**Written problem**
Count how many lines mention the word "Actually". Write that number alone.

Figure content listings
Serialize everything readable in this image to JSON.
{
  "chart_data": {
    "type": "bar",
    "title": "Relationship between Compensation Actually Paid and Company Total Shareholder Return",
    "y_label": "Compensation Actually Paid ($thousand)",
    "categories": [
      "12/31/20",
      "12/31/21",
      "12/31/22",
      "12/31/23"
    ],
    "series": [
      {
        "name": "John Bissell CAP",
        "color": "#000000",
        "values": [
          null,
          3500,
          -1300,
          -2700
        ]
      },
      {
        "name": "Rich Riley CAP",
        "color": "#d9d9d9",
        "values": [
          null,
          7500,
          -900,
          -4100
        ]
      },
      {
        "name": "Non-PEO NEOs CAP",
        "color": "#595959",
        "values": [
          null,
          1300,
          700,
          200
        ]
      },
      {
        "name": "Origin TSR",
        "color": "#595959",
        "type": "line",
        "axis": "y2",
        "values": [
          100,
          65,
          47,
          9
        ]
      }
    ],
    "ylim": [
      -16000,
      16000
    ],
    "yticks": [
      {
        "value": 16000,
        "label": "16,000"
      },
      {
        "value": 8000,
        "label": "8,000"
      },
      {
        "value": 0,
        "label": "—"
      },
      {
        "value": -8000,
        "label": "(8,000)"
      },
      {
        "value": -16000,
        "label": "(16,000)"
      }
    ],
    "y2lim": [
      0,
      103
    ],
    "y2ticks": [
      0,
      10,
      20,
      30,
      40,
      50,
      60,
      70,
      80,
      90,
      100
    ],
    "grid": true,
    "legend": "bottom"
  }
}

**Solution to the problem**
2